• How to complete this task:
Print every entry again, precisely as written.

• The input:
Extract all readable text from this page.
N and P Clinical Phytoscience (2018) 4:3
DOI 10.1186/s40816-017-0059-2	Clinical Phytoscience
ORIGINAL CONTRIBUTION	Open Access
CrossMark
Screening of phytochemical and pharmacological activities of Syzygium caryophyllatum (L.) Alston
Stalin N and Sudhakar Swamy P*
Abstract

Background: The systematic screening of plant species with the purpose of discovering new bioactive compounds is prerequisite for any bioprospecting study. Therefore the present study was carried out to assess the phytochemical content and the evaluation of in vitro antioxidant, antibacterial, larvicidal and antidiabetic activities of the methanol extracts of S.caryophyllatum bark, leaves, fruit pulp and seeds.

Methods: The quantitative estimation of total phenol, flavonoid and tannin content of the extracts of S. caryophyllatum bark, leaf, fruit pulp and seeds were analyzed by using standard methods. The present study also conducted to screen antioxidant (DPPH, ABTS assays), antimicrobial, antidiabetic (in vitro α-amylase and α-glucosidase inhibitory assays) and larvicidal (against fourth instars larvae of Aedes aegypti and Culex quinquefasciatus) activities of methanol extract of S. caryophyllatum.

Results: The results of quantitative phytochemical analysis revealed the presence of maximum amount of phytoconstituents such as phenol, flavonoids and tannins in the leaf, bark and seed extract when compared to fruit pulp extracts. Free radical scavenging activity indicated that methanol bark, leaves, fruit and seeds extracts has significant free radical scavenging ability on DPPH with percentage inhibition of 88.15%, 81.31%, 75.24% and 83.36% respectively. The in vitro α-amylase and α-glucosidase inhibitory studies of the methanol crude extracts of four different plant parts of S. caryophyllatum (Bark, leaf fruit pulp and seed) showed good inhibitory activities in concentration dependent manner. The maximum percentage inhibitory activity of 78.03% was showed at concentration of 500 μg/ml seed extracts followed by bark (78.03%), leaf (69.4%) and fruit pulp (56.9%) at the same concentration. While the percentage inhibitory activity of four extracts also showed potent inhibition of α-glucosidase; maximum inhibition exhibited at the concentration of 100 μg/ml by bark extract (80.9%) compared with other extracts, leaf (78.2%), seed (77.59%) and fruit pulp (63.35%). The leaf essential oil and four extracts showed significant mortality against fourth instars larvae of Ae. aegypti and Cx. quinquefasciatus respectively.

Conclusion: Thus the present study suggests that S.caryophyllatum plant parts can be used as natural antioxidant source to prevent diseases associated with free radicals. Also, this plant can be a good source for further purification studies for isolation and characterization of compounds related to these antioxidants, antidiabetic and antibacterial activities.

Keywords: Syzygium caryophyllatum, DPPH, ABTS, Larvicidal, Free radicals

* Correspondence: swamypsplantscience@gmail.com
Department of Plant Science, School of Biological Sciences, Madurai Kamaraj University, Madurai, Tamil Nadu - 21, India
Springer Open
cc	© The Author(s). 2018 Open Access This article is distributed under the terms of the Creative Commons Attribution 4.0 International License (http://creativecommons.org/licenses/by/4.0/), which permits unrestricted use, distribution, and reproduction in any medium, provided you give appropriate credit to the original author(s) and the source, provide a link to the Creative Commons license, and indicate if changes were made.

• Result of the task:
Extract all readable text from this page.
N and P Clinical Phytoscience (2018) 4:3
DOI 10.1186/s40816-017-0059-2	Clinical Phytoscience
ORIGINAL CONTRIBUTION	Open Access
CrossMark
Screening of phytochemical and pharmacological activities of Syzygium caryophyllatum (L.) Alston
Stalin N and Sudhakar Swamy P*
Abstract

Background: The systematic screening of plant species with the purpose of discovering new bioactive compounds is prerequisite for any bioprospecting study. Therefore the present study was carried out to assess the phytochemical content and the evaluation of in vitro antioxidant, antibacterial, larvicidal and antidiabetic activities of the methanol extracts of S.caryophyllatum bark, leaves, fruit pulp and seeds.

Methods: The quantitative estimation of total phenol, flavonoid and tannin content of the extracts of S. caryophyllatum bark, leaf, fruit pulp and seeds were analyzed by using standard methods. The present study also conducted to screen antioxidant (DPPH, ABTS assays), antimicrobial, antidiabetic (in vitro α-amylase and α-glucosidase inhibitory assays) and larvicidal (against fourth instars larvae of Aedes aegypti and Culex quinquefasciatus) activities of methanol extract of S. caryophyllatum.

Results: The results of quantitative phytochemical analysis revealed the presence of maximum amount of phytoconstituents such as phenol, flavonoids and tannins in the leaf, bark and seed extract when compared to fruit pulp extracts. Free radical scavenging activity indicated that methanol bark, leaves, fruit and seeds extracts has significant free radical scavenging ability on DPPH with percentage inhibition of 88.15%, 81.31%, 75.24% and 83.36% respectively. The in vitro α-amylase and α-glucosidase inhibitory studies of the methanol crude extracts of four different plant parts of S. caryophyllatum (Bark, leaf fruit pulp and seed) showed good inhibitory activities in concentration dependent manner. The maximum percentage inhibitory activity of 78.03% was showed at concentration of 500 μg/ml seed extracts followed by bark (78.03%), leaf (69.4%) and fruit pulp (56.9%) at the same concentration. While the percentage inhibitory activity of four extracts also showed potent inhibition of α-glucosidase; maximum inhibition exhibited at the concentration of 100 μg/ml by bark extract (80.9%) compared with other extracts, leaf (78.2%), seed (77.59%) and fruit pulp (63.35%). The leaf essential oil and four extracts showed significant mortality against fourth instars larvae of Ae. aegypti and Cx. quinquefasciatus respectively.

Conclusion: Thus the present study suggests that S.caryophyllatum plant parts can be used as natural antioxidant source to prevent diseases associated with free radicals. Also, this plant can be a good source for further purification studies for isolation and characterization of compounds related to these antioxidants, antidiabetic and antibacterial activities.

Keywords: Syzygium caryophyllatum, DPPH, ABTS, Larvicidal, Free radicals

* Correspondence: swamypsplantscience@gmail.com
Department of Plant Science, School of Biological Sciences, Madurai Kamaraj University, Madurai, Tamil Nadu - 21, India
Springer Open
cc	© The Author(s). 2018 Open Access This article is distributed under the terms of the Creative Commons Attribution 4.0 International License (http://creativecommons.org/licenses/by/4.0/), which permits unrestricted use, distribution, and reproduction in any medium, provided you give appropriate credit to the original author(s) and the source, provide a link to the Creative Commons license, and indicate if changes were made.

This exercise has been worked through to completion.